What is required: From the entries below, pull out each line where "Customer" appears.

Entries:

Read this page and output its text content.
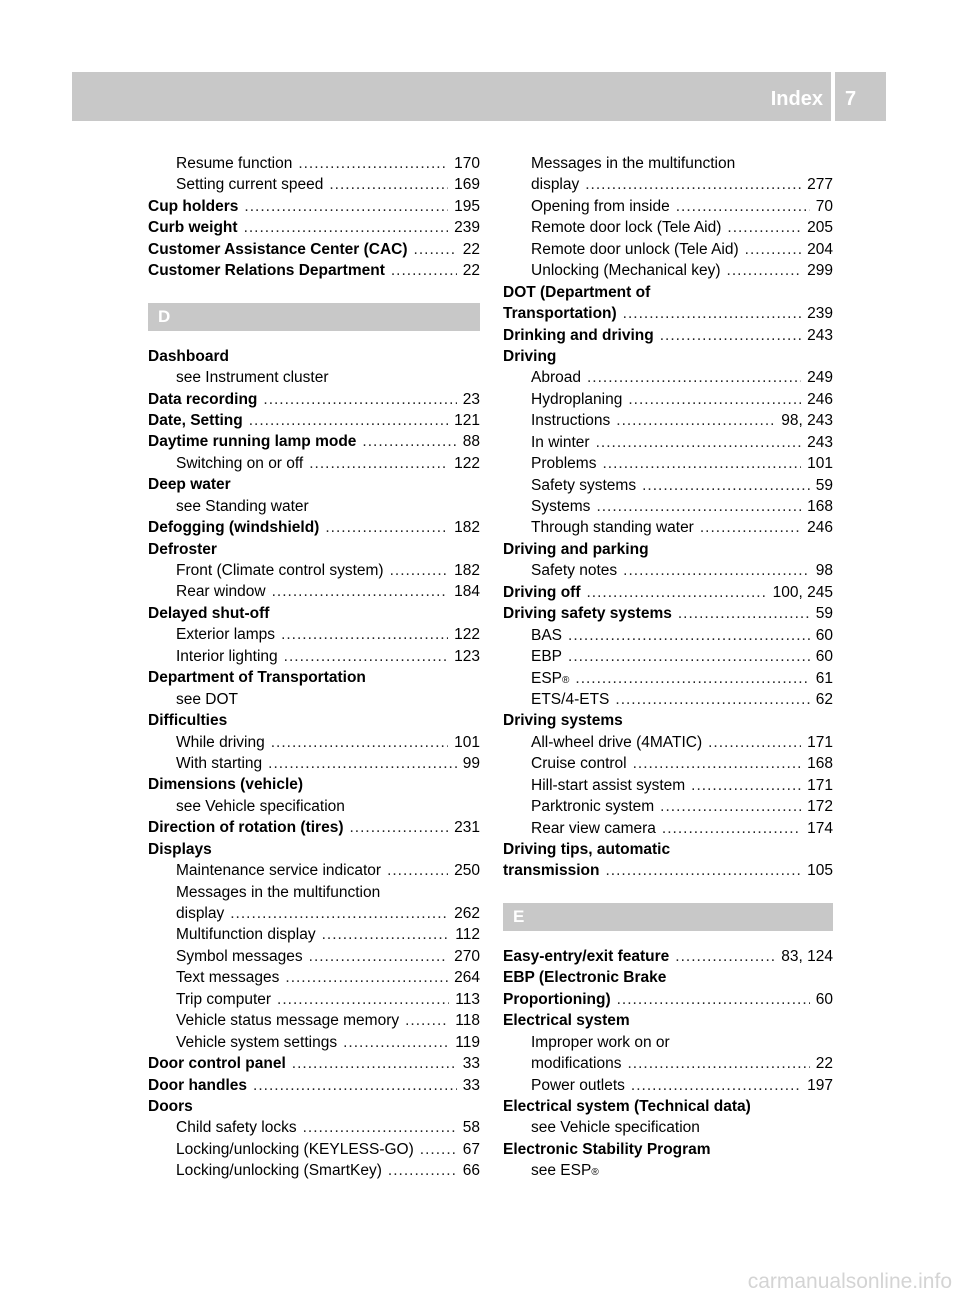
Index 7
Resume function .....	170
Setting current speed .....	169
Cup holders .....	195
Curb weight .....	239
Customer Assistance Center (CAC) .....	22
Customer Relations Department .....	22
D
Dashboard
see Instrument cluster
Data recording .....	23
Date, Setting .....	121
Daytime running lamp mode .....	88
Switching on or off .....	122
Deep water
see Standing water
Defogging (windshield) .....	182
Defroster
Front (Climate control system) .....	182
Rear window .....	184
Delayed shut-off
Exterior lamps .....	122
Interior lighting .....	123
Department of Transportation
see DOT
Difficulties
While driving .....	101
With starting .....	99
Dimensions (vehicle)
see Vehicle specification
Direction of rotation (tires) .....	231
Displays
Maintenance service indicator .....	250
Messages in the multifunction
display .....	262
Multifunction display .....	112
Symbol messages .....	270
Text messages .....	264
Trip computer .....	113
Vehicle status message memory .....	118
Vehicle system settings .....	119
Door control panel .....	33
Door handles .....	33
Doors
Child safety locks .....	58
Locking/unlocking (KEYLESS-GO) .....	67
Locking/unlocking (SmartKey) .....	66
Messages in the multifunction
display .....	277
Opening from inside .....	70
Remote door lock (Tele Aid) .....	205
Remote door unlock (Tele Aid) .....	204
Unlocking (Mechanical key) .....	299
DOT (Department of
Transportation) .....	239
Drinking and driving .....	243
Driving
Abroad .....	249
Hydroplaning .....	246
Instructions .....	98, 243
In winter .....	243
Problems .....	101
Safety systems .....	59
Systems .....	168
Through standing water .....	246
Driving and parking
Safety notes .....	98
Driving off .....	100, 245
Driving safety systems .....	59
BAS .....	60
EBP .....	60
ESP ® .....	61
ETS/4-ETS .....	62
Driving systems
All-wheel drive (4MATIC) .....	171
Cruise control .....	168
Hill-start assist system .....	171
Parktronic system .....	172
Rear view camera .....	174
Driving tips, automatic
transmission .....	105
E
Easy-entry/exit feature .....	83, 124
EBP (Electronic Brake
Proportioning) .....	60
Electrical system
Improper work on or
modifications .....	22
Power outlets .....	197
Electrical system (Technical data)
see Vehicle specification
Electronic Stability Program
see ESP ®
carmanualsonline.info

Answer to the exercise:
Customer Assistance Center (CAC) .....	22
Customer Relations Department .....	22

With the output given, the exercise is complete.